WHAT TO DO >>
Output all records precisely as written.

========

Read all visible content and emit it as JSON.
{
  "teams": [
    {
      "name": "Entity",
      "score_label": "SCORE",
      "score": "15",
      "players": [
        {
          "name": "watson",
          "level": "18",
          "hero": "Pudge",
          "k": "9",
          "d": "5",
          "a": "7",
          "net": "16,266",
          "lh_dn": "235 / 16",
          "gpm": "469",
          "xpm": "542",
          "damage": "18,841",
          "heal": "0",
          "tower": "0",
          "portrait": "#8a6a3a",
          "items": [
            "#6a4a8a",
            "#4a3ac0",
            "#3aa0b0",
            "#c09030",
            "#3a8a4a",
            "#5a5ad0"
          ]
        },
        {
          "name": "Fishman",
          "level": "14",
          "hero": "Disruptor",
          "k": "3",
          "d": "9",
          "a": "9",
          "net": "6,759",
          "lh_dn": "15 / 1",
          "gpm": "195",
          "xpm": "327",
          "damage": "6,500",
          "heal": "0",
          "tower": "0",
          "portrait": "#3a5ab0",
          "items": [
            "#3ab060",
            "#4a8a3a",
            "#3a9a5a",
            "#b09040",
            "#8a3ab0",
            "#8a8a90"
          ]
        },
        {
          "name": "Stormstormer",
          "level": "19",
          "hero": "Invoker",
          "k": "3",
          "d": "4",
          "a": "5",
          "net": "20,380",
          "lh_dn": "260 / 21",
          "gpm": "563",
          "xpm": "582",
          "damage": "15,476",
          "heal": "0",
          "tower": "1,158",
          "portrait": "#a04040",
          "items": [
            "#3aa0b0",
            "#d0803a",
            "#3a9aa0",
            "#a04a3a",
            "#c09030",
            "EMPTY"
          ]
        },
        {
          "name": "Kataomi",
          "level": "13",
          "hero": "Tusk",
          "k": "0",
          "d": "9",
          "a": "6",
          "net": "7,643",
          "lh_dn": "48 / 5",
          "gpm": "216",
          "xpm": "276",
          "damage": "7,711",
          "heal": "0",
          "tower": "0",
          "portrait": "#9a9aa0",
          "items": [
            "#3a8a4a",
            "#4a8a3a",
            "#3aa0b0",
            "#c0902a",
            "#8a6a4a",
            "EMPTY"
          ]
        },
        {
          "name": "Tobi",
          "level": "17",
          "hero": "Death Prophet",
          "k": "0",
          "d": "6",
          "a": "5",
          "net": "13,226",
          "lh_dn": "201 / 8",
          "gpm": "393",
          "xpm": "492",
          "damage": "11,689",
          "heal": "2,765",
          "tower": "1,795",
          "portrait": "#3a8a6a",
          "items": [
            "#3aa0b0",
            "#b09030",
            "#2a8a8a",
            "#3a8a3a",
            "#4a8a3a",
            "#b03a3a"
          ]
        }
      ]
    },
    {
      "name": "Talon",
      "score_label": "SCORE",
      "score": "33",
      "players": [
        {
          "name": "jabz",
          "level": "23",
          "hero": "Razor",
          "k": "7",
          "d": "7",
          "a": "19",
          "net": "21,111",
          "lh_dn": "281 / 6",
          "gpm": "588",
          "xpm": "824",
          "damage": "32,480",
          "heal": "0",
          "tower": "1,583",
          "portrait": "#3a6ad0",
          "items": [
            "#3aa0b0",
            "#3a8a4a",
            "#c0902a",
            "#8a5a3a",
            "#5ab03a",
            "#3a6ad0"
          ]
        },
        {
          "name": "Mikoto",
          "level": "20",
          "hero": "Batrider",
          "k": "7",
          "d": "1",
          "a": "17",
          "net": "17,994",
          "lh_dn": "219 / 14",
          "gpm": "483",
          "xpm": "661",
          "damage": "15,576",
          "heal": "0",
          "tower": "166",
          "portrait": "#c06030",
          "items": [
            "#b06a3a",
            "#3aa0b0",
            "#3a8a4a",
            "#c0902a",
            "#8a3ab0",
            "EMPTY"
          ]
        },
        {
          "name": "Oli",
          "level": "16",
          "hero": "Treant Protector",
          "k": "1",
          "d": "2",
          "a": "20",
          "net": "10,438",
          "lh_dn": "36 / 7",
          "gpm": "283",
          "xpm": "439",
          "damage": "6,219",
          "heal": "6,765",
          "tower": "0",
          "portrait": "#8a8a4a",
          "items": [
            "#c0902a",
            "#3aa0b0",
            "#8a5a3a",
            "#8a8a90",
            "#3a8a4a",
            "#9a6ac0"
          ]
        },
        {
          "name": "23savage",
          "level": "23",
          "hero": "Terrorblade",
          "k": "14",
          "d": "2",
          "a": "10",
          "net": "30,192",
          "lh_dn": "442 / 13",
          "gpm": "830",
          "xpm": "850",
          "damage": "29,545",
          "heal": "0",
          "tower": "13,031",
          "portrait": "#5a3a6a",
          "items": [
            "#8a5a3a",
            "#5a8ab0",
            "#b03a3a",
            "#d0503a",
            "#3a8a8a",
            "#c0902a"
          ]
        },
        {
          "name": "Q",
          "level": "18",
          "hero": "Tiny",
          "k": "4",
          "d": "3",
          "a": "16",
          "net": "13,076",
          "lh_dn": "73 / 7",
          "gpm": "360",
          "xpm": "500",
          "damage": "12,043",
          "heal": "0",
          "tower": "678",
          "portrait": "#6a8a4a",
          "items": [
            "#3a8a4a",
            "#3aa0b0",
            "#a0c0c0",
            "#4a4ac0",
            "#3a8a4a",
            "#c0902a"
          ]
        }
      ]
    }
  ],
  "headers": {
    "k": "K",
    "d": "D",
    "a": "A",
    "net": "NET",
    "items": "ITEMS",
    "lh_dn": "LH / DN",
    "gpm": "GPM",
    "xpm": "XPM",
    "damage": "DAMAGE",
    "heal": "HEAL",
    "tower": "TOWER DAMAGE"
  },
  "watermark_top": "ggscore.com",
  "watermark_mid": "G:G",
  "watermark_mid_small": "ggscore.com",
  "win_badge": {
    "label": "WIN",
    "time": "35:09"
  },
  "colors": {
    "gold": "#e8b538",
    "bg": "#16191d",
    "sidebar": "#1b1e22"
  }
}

========

WRITTEN SOLUTION >>
Read all visible content and emit it as JSON.
{
  "teams": [
    {
      "name": "Entity",
      "score_label": "SCORE",
      "score": "15",
      "players": [
        {
          "name": "watson",
          "level": "18",
          "hero": "Pudge",
          "k": "9",
          "d": "5",
          "a": "7",
          "net": "16,266",
          "lh_dn": "235 / 16",
          "gpm": "469",
          "xpm": "542",
          "damage": "18,841",
          "heal": "0",
          "tower": "0",
          "portrait": "#8a6a3a",
          "items": [
            "#6a4a8a",
            "#4a3ac0",
            "#3aa0b0",
            "#c09030",
            "#3a8a4a",
            "#5a5ad0"
          ]
        },
        {
          "name": "Fishman",
          "level": "14",
          "hero": "Disruptor",
          "k": "3",
          "d": "9",
          "a": "9",
          "net": "6,759",
          "lh_dn": "15 / 1",
          "gpm": "195",
          "xpm": "327",
          "damage": "6,500",
          "heal": "0",
          "tower": "0",
          "portrait": "#3a5ab0",
          "items": [
            "#3ab060",
            "#4a8a3a",
            "#3a9a5a",
            "#b09040",
            "#8a3ab0",
            "#8a8a90"
          ]
        },
        {
          "name": "Stormstormer",
          "level": "19",
          "hero": "Invoker",
          "k": "3",
          "d": "4",
          "a": "5",
          "net": "20,380",
          "lh_dn": "260 / 21",
          "gpm": "563",
          "xpm": "582",
          "damage": "15,476",
          "heal": "0",
          "tower": "1,158",
          "portrait": "#a04040",
          "items": [
            "#3aa0b0",
            "#d0803a",
            "#3a9aa0",
            "#a04a3a",
            "#c09030",
            "EMPTY"
          ]
        },
        {
          "name": "Kataomi",
          "level": "13",
          "hero": "Tusk",
          "k": "0",
          "d": "9",
          "a": "6",
          "net": "7,643",
          "lh_dn": "48 / 5",
          "gpm": "216",
          "xpm": "276",
          "damage": "7,711",
          "heal": "0",
          "tower": "0",
          "portrait": "#9a9aa0",
          "items": [
            "#3a8a4a",
            "#4a8a3a",
            "#3aa0b0",
            "#c0902a",
            "#8a6a4a",
            "EMPTY"
          ]
        },
        {
          "name": "Tobi",
          "level": "17",
          "hero": "Death Prophet",
          "k": "0",
          "d": "6",
          "a": "5",
          "net": "13,226",
          "lh_dn": "201 / 8",
          "gpm": "393",
          "xpm": "492",
          "damage": "11,689",
          "heal": "2,765",
          "tower": "1,795",
          "portrait": "#3a8a6a",
          "items": [
            "#3aa0b0",
            "#b09030",
            "#2a8a8a",
            "#3a8a3a",
            "#4a8a3a",
            "#b03a3a"
          ]
        }
      ]
    },
    {
      "name": "Talon",
      "score_label": "SCORE",
      "score": "33",
      "players": [
        {
          "name": "jabz",
          "level": "23",
          "hero": "Razor",
          "k": "7",
          "d": "7",
          "a": "19",
          "net": "21,111",
          "lh_dn": "281 / 6",
          "gpm": "588",
          "xpm": "824",
          "damage": "32,480",
          "heal": "0",
          "tower": "1,583",
          "portrait": "#3a6ad0",
          "items": [
            "#3aa0b0",
            "#3a8a4a",
            "#c0902a",
            "#8a5a3a",
            "#5ab03a",
            "#3a6ad0"
          ]
        },
        {
          "name": "Mikoto",
          "level": "20",
          "hero": "Batrider",
          "k": "7",
          "d": "1",
          "a": "17",
          "net": "17,994",
          "lh_dn": "219 / 14",
          "gpm": "483",
          "xpm": "661",
          "damage": "15,576",
          "heal": "0",
          "tower": "166",
          "portrait": "#c06030",
          "items": [
            "#b06a3a",
            "#3aa0b0",
            "#3a8a4a",
            "#c0902a",
            "#8a3ab0",
            "EMPTY"
          ]
        },
        {
          "name": "Oli",
          "level": "16",
          "hero": "Treant Protector",
          "k": "1",
          "d": "2",
          "a": "20",
          "net": "10,438",
          "lh_dn": "36 / 7",
          "gpm": "283",
          "xpm": "439",
          "damage": "6,219",
          "heal": "6,765",
          "tower": "0",
          "portrait": "#8a8a4a",
          "items": [
            "#c0902a",
            "#3aa0b0",
            "#8a5a3a",
            "#8a8a90",
            "#3a8a4a",
            "#9a6ac0"
          ]
        },
        {
          "name": "23savage",
          "level": "23",
          "hero": "Terrorblade",
          "k": "14",
          "d": "2",
          "a": "10",
          "net": "30,192",
          "lh_dn": "442 / 13",
          "gpm": "830",
          "xpm": "850",
          "damage": "29,545",
          "heal": "0",
          "tower": "13,031",
          "portrait": "#5a3a6a",
          "items": [
            "#8a5a3a",
            "#5a8ab0",
            "#b03a3a",
            "#d0503a",
            "#3a8a8a",
            "#c0902a"
          ]
        },
        {
          "name": "Q",
          "level": "18",
          "hero": "Tiny",
          "k": "4",
          "d": "3",
          "a": "16",
          "net": "13,076",
          "lh_dn": "73 / 7",
          "gpm": "360",
          "xpm": "500",
          "damage": "12,043",
          "heal": "0",
          "tower": "678",
          "portrait": "#6a8a4a",
          "items": [
            "#3a8a4a",
            "#3aa0b0",
            "#a0c0c0",
            "#4a4ac0",
            "#3a8a4a",
            "#c0902a"
          ]
        }
      ]
    }
  ],
  "headers": {
    "k": "K",
    "d": "D",
    "a": "A",
    "net": "NET",
    "items": "ITEMS",
    "lh_dn": "LH / DN",
    "gpm": "GPM",
    "xpm": "XPM",
    "damage": "DAMAGE",
    "heal": "HEAL",
    "tower": "TOWER DAMAGE"
  },
  "watermark_top": "ggscore.com",
  "watermark_mid": "G:G",
  "watermark_mid_small": "ggscore.com",
  "win_badge": {
    "label": "WIN",
    "time": "35:09"
  },
  "colors": {
    "gold": "#e8b538",
    "bg": "#16191d",
    "sidebar": "#1b1e22"
  }
}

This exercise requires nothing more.